## Artículo
Con la fundación se crearon los departamentos, provincias, secciones municipales y cantones que atentaron contra los dominios jurisdiccionales de los ayllus, que controlaban y utilizaban territorios discontinuos entre las altas tierras de pastoreo y los valles de las cordilleras interandinas.
Según un estudio militar, los combates datan desde 1830 cuando se enfrentaron por primera vez y utilizaron estrategias de alianza inter-ayllus con el fin de potenciarse numéricamente, ejercer una afectiva presión sobre el enemigo y recuperar el que consideran su territorio.
Y en el tiempo –recuerda el ex ministro de Justicia y actual senador de la República, Luis Vásquez– el conflicto fue alimentado por la falta de la delimitación de tierras, por la pobreza y por los deseos de venganza.
Las batallas se extendían semanas, sin tregua ni perdón. Se despedazaban por vengar agravios o disputando pedacitos de tierra estéril, en estas altas soledades adonde fueron reducidos en tiempos antiguos.
La guerra de ayllus dejó entre los años 2000 y 2001, 57 muertos, más de 500 fallecidos entre las décadas de los 80 y 90, y se estima en casi 10.000 desde el inicio de la guerra, en 1830.

## Datos proporcionados
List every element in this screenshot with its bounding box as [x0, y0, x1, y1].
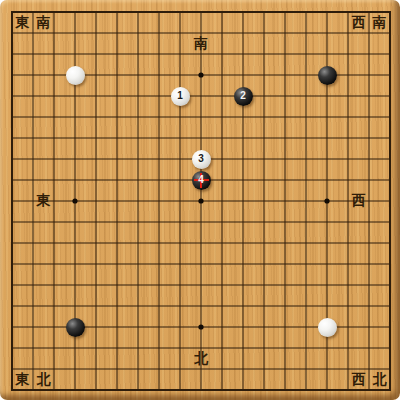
move-number: 2	[240, 91, 246, 101]
move-stone-3[interactable]: 3	[192, 150, 211, 169]
move-number: 3	[198, 154, 204, 164]
move-number: 4	[198, 175, 204, 185]
setup-stone-white[interactable]	[318, 318, 337, 337]
setup-stone-black[interactable]	[66, 318, 85, 337]
move-number: 1	[177, 91, 183, 101]
move-stone-2[interactable]: 2	[234, 87, 253, 106]
go-board[interactable]: 1234 東南西南南東西北東北西北	[0, 0, 400, 400]
move-stone-1[interactable]: 1	[171, 87, 190, 106]
setup-stone-black[interactable]	[318, 66, 337, 85]
stones-grid: 1234	[2, 2, 400, 400]
move-stone-4[interactable]: 4	[192, 171, 211, 190]
setup-stone-white[interactable]	[66, 66, 85, 85]
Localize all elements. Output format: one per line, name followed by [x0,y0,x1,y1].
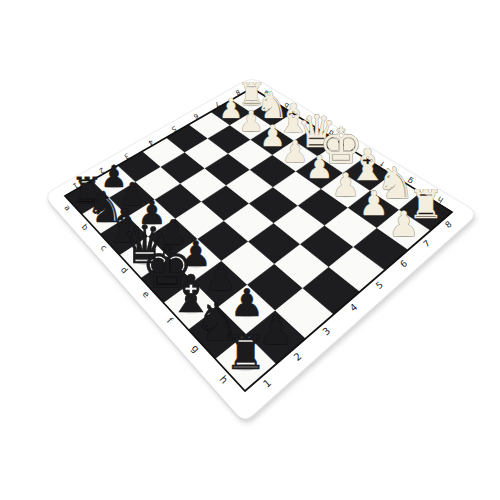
piece-white-pawn-e7: ♟ [306,149,334,185]
piece-white-pawn-h7: ♟ [388,204,419,244]
chessboard-svg: aabbccddeeffgghh1122334455667788♜♟♞♟♝♟♛♟… [0,0,500,500]
chess-set-product-photo: aabbccddeeffgghh1122334455667788♜♟♞♟♝♟♛♟… [0,0,500,500]
piece-white-pawn-g7: ♟ [359,184,389,223]
piece-white-pawn-f7: ♟ [331,166,360,204]
piece-black-rook-h1: ♜ [224,325,267,380]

## Lo que se pide
Reproduce sin cambios el pasaje del artículo sobre la guerra de ayllus que empieza en "Según un estudio" y llega hasta "guerra, en 1830.", incluidas ambas partes.

## Respuesta final
Según un estudio militar, los combates datan desde 1830 cuando se enfrentaron por primera vez y utilizaron estrategias de alianza inter-ayllus con el fin de potenciarse numéricamente, ejercer una afectiva presión sobre el enemigo y recuperar el que consideran su territorio.
Y en el tiempo –recuerda el ex ministro de Justicia y actual senador de la República, Luis Vásquez– el conflicto fue alimentado por la falta de la delimitación de tierras, por la pobreza y por los deseos de venganza.
Las batallas se extendían semanas, sin tregua ni perdón. Se despedazaban por vengar agravios o disputando pedacitos de tierra estéril, en estas altas soledades adonde fueron reducidos en tiempos antiguos.
La guerra de ayllus dejó entre los años 2000 y 2001, 57 muertos, más de 500 fallecidos entre las décadas de los 80 y 90, y se estima en casi 10.000 desde el inicio de la guerra, en 1830.